▶ _What you should do_: Gather every line in the entries below that contains the string "对于任意实数".

Region boundary data:
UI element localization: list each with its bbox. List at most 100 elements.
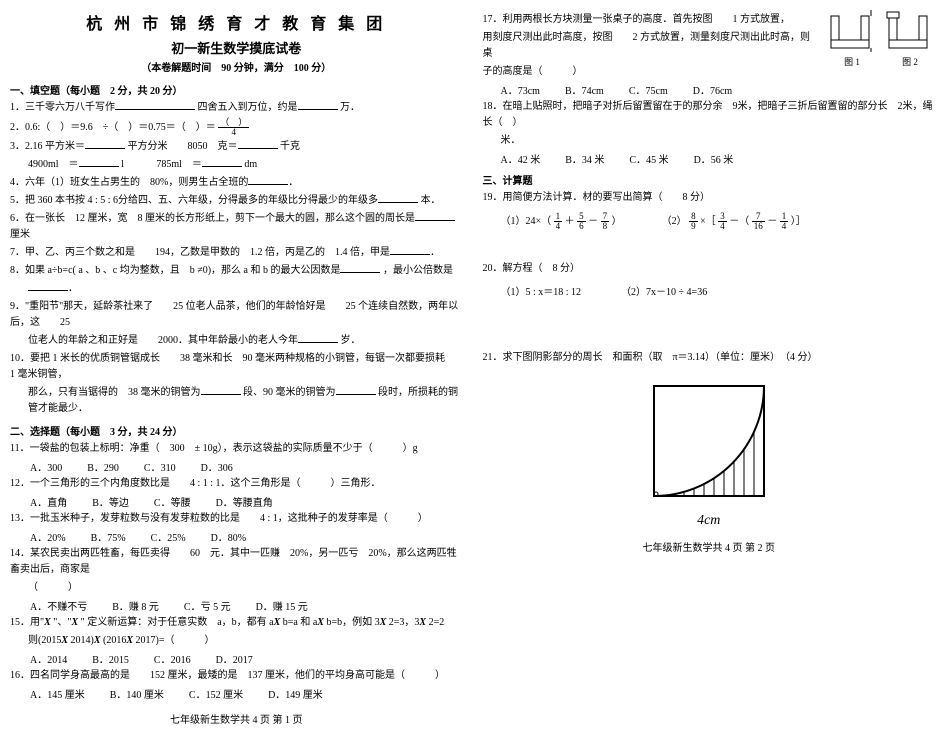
opt-b: B．等边 [92,494,129,509]
calc-1: （1）24×（ 14 ＋ 56 － 78 ） [501,212,622,231]
c2a: （2） [662,216,687,227]
q13: 13．一批玉米种子，发芽粒数与没有发芽粒数的比是 4 : 1，这批种子的发芽率是… [10,511,463,527]
opt-c: C．75cm [629,82,668,97]
q10-text-c: 段、90 毫米的铜管为 [243,387,336,398]
q15-i: 2014) [71,635,94,646]
fig-label-2: 图 2 [885,55,935,68]
ushape-icon [885,10,935,52]
q6-text-b: 厘米 [10,229,30,240]
q3: 3．2.16 平方米＝ 平方分米 8050 克＝ 千克 [10,139,463,155]
q9: 9．"重阳节"那天，延龄茶社来了 25 位老人品茶，他们的年龄恰好是 25 个连… [10,299,463,331]
q6-text-a: 6．在一张长 12 厘米，宽 8 厘米的长方形纸上，剪下一个最大的圆，那么这个圆… [10,213,415,224]
opt-c: C．25% [151,529,186,544]
q19: 19．用简便方法计算．材的要写出简算（ 8 分） [483,190,936,206]
q3-line2: 4900ml ＝ l 785ml ＝ dm [28,157,463,173]
q1: 1．三千零六万八千写作 四舍五入到万位，约是 万． [10,100,463,116]
q3-text-b: 平方分米 8050 克＝ [128,141,238,152]
q17-b: 用刻度尺测出此时高度，按图 2 方式放置，测量刻度尺测出此时高，则桌 [483,30,818,62]
opt-a: A．不赚不亏 [30,598,87,613]
q9-text-b: 位老人的年龄之和正好是 2000．其中年龄最小的老人今年 [28,335,298,346]
q3-text-e: l [121,159,124,170]
q2-text-a: 2．0.6:（ ）＝9.6 ÷（ ）＝0.75＝（ ）＝ [10,122,216,133]
opt-a: A．42 米 [501,151,541,166]
q15-c: " 定义新运算：对于任意实数 a，b，都有 a [81,617,274,628]
q21: 21．求下图阴影部分的周长 和面积（取 π＝3.14）（单位：厘米） （4 分） [483,350,936,366]
q14-opts: A．不赚不亏 B．赚 8 元 C．亏 5 元 D．赚 15 元 [30,598,463,613]
frac-den: 6 [577,222,586,231]
blank [202,157,242,167]
fraction: 89 [689,212,698,231]
footer-right: 七年级新生数学共 4 页 第 2 页 [483,539,936,554]
blank [298,333,338,343]
q14-text: 14．某农民卖出两匹牲畜，每匹卖得 60 元．其中一匹赚 20%，另一匹亏 20… [10,548,457,575]
fig-label-1: 图 1 [827,55,877,68]
opt-a: A．145 厘米 [30,686,85,701]
q10-text-b: 那么，只有当锯得的 38 毫米的铜管为 [28,387,201,398]
q12: 12．一个三角形的三个内角度数比是 4 : 1 : 1．这个三角形是（ ）三角形… [10,476,463,492]
opt-d: D．等腰直角 [216,494,273,509]
fig-label-4cm: 4cm [483,513,936,529]
q6: 6．在一张长 12 厘米，宽 8 厘米的长方形纸上，剪下一个最大的圆，那么这个圆… [10,211,463,243]
fraction: 14 [780,212,789,231]
q15-h: 则(2015 [28,635,61,646]
q17-opts: A．73cm B．74cm C．75cm D．76cm [501,82,936,97]
q13-text: 13．一批玉米种子，发芽粒数与没有发芽粒数的比是 4 : 1，这批种子的发芽率是… [10,513,428,524]
q15-f: 2=3，3 [389,617,420,628]
q16-text: 16．四名同学身高最高的是 152 厘米，最矮的是 137 厘米，他们的平均身高… [10,670,445,681]
opt-c: C．2016 [154,651,191,666]
blank [201,385,241,395]
q14: 14．某农民卖出两匹牲畜，每匹卖得 60 元．其中一匹赚 20%，另一匹亏 20… [10,546,463,578]
fraction: （ ）4 [218,118,249,137]
opt-b: B．75% [91,529,126,544]
q18-b: 米． [501,133,936,149]
frac-den: 4 [554,222,563,231]
q11-text: 11．一袋盐的包装上标明：净重（ 300 ± 10g），表示这袋盐的实际质量不少… [10,443,418,454]
opt-c: C．亏 5 元 [184,598,231,613]
q5-text-b: 本． [421,195,441,206]
blank [248,175,288,185]
q3-text-f: 785ml ＝ [156,159,202,170]
opt-c: C．等腰 [154,494,191,509]
blank [79,157,119,167]
q20: 20．解方程（ 8 分） [483,261,936,277]
q18-a: 18．在暗上贴照时，把暗子对折后留置留在于的那分余 9米，把暗子三折后留置留的部… [483,99,936,131]
q14-paren: （ ） [28,580,463,596]
eq-2: （2）7x－10 ÷ 4=36 [621,283,707,298]
opt-d: D．306 [201,459,233,474]
q1-text-c: 万． [340,102,360,113]
title-note: （本卷解题时间 90 分钟，满分 100 分） [10,59,463,74]
q1-text-b: 四舍五入到万位，约是 [198,102,298,113]
q3-text-a: 3．2.16 平方米＝ [10,141,85,152]
title-sub: 初一新生数学摸底试卷 [10,38,463,57]
q5-text-a: 5．把 360 本书按 4 : 5 : 6分给四、五、六年级，分得最多的年级比分… [10,195,378,206]
opt-a: A．73cm [501,82,540,97]
q15-e: b=b，例如 3 [326,617,379,628]
opt-b: B．140 厘米 [110,686,164,701]
figure-1: 图 1 [827,10,877,68]
blank [336,385,376,395]
c2e: ）］ [791,216,806,227]
q17-c: 子的高度是（ ） [483,64,818,80]
ushape-icon [827,10,877,52]
opt-a: A．直角 [30,494,67,509]
opt-d: D．80% [211,529,247,544]
q7: 7．甲、乙、丙三个数之和是 194，乙数是甲数的 1.2 倍，丙是乙的 1.4 … [10,245,463,261]
q15-j: (2016 [103,635,126,646]
c2b: ×［ [700,216,716,227]
q10-line2: 那么，只有当锯得的 38 毫米的铜管为 段、90 毫米的铜管为 段时，所损耗的铜… [28,385,463,417]
q15-k: 2017)=（ ） [136,635,215,646]
q11-opts: A．300 B．290 C．310 D．306 [30,459,463,474]
blank [85,139,125,149]
opt-a: A．2014 [30,651,67,666]
blank [340,263,380,273]
c2c: －（ [729,216,749,227]
q15-d: b=a 和 a [283,617,318,628]
q15: 15．用"X "、"X " 定义新运算：对于任意实数 a，b，都有 aX b=a… [10,615,463,631]
frac-den: 4 [780,222,789,231]
blank [298,100,338,110]
q12-text: 12．一个三角形的三个内角度数比是 4 : 1 : 1．这个三角形是（ ）三角形… [10,478,381,489]
q15-opts: A．2014 B．2015 C．2016 D．2017 [30,651,463,666]
calc-2: （2） 89 ×［ 34 －（ 716 － 14 ）］ [662,212,806,231]
c1a: （1）24×（ [501,216,552,227]
q1-text-a: 1．三千零六万八千写作 [10,102,115,113]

▶ _Result_:
q15-c: " 定义新运算：对于任意实数 a，b，都有 a [81,617,274,628]
q15: 15．用"X "、"X " 定义新运算：对于任意实数 a，b，都有 aX b=a… [10,615,463,631]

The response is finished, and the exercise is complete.